START

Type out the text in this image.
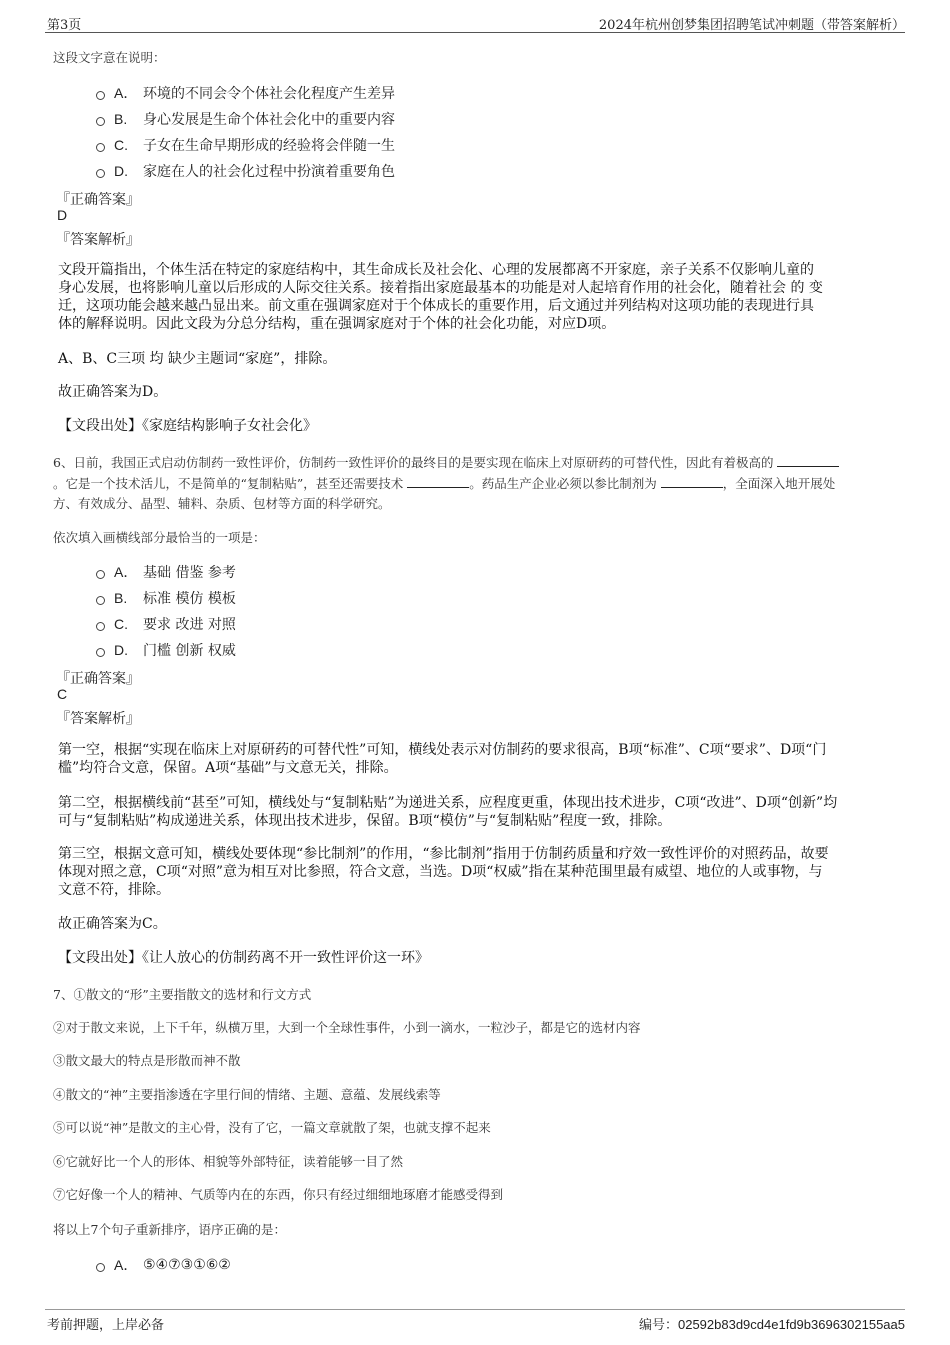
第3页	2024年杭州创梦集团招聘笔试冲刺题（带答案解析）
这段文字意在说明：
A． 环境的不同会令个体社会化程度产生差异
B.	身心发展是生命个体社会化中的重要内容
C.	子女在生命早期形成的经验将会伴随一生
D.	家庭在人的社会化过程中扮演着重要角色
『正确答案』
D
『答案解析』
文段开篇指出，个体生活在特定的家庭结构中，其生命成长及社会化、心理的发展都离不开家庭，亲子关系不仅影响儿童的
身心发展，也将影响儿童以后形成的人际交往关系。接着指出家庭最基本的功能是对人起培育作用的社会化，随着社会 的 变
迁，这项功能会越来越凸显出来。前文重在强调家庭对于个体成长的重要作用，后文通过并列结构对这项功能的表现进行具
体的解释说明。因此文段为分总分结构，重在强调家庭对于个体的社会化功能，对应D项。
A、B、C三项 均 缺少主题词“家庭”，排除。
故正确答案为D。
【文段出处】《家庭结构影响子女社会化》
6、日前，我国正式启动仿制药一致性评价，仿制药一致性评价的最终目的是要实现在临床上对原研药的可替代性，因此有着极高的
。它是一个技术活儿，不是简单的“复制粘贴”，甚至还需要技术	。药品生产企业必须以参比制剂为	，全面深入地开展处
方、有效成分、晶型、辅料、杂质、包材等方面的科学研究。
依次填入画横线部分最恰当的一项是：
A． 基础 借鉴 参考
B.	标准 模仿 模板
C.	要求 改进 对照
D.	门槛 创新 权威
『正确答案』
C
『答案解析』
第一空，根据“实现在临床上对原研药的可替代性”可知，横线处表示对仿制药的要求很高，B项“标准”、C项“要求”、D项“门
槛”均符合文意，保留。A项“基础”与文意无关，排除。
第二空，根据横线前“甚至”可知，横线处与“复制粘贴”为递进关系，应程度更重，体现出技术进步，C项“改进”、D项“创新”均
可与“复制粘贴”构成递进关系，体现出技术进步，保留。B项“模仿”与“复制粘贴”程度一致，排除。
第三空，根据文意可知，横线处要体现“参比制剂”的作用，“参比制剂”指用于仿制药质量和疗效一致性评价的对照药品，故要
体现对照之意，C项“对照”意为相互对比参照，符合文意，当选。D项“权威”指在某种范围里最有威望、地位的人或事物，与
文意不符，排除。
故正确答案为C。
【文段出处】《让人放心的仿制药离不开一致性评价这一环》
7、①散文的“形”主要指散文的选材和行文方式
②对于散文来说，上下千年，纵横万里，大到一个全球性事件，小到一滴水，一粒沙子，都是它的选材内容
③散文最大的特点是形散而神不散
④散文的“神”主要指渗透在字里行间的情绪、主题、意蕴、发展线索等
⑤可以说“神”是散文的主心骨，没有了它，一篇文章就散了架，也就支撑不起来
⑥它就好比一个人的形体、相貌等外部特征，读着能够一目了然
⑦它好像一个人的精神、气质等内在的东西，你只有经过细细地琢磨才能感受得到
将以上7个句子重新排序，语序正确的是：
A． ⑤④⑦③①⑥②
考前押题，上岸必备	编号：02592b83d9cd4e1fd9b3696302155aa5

END

Go through the data above and transcribe it in full, omitting any image.

Type out the text in this image.
第3页	2024年杭州创梦集团招聘笔试冲刺题（带答案解析）
这段文字意在说明：
A． 环境的不同会令个体社会化程度产生差异
B.	身心发展是生命个体社会化中的重要内容
C.	子女在生命早期形成的经验将会伴随一生
D.	家庭在人的社会化过程中扮演着重要角色
『正确答案』
D
『答案解析』
文段开篇指出，个体生活在特定的家庭结构中，其生命成长及社会化、心理的发展都离不开家庭，亲子关系不仅影响儿童的
身心发展，也将影响儿童以后形成的人际交往关系。接着指出家庭最基本的功能是对人起培育作用的社会化，随着社会 的 变
迁，这项功能会越来越凸显出来。前文重在强调家庭对于个体成长的重要作用，后文通过并列结构对这项功能的表现进行具
体的解释说明。因此文段为分总分结构，重在强调家庭对于个体的社会化功能，对应D项。
A、B、C三项 均 缺少主题词“家庭”，排除。
故正确答案为D。
【文段出处】《家庭结构影响子女社会化》
6、日前，我国正式启动仿制药一致性评价，仿制药一致性评价的最终目的是要实现在临床上对原研药的可替代性，因此有着极高的
。它是一个技术活儿，不是简单的“复制粘贴”，甚至还需要技术	。药品生产企业必须以参比制剂为	，全面深入地开展处
方、有效成分、晶型、辅料、杂质、包材等方面的科学研究。
依次填入画横线部分最恰当的一项是：
A． 基础 借鉴 参考
B.	标准 模仿 模板
C.	要求 改进 对照
D.	门槛 创新 权威
『正确答案』
C
『答案解析』
第一空，根据“实现在临床上对原研药的可替代性”可知，横线处表示对仿制药的要求很高，B项“标准”、C项“要求”、D项“门
槛”均符合文意，保留。A项“基础”与文意无关，排除。
第二空，根据横线前“甚至”可知，横线处与“复制粘贴”为递进关系，应程度更重，体现出技术进步，C项“改进”、D项“创新”均
可与“复制粘贴”构成递进关系，体现出技术进步，保留。B项“模仿”与“复制粘贴”程度一致，排除。
第三空，根据文意可知，横线处要体现“参比制剂”的作用，“参比制剂”指用于仿制药质量和疗效一致性评价的对照药品，故要
体现对照之意，C项“对照”意为相互对比参照，符合文意，当选。D项“权威”指在某种范围里最有威望、地位的人或事物，与
文意不符，排除。
故正确答案为C。
【文段出处】《让人放心的仿制药离不开一致性评价这一环》
7、①散文的“形”主要指散文的选材和行文方式
②对于散文来说，上下千年，纵横万里，大到一个全球性事件，小到一滴水，一粒沙子，都是它的选材内容
③散文最大的特点是形散而神不散
④散文的“神”主要指渗透在字里行间的情绪、主题、意蕴、发展线索等
⑤可以说“神”是散文的主心骨，没有了它，一篇文章就散了架，也就支撑不起来
⑥它就好比一个人的形体、相貌等外部特征，读着能够一目了然
⑦它好像一个人的精神、气质等内在的东西，你只有经过细细地琢磨才能感受得到
将以上7个句子重新排序，语序正确的是：
A． ⑤④⑦③①⑥②
考前押题，上岸必备	编号：02592b83d9cd4e1fd9b3696302155aa5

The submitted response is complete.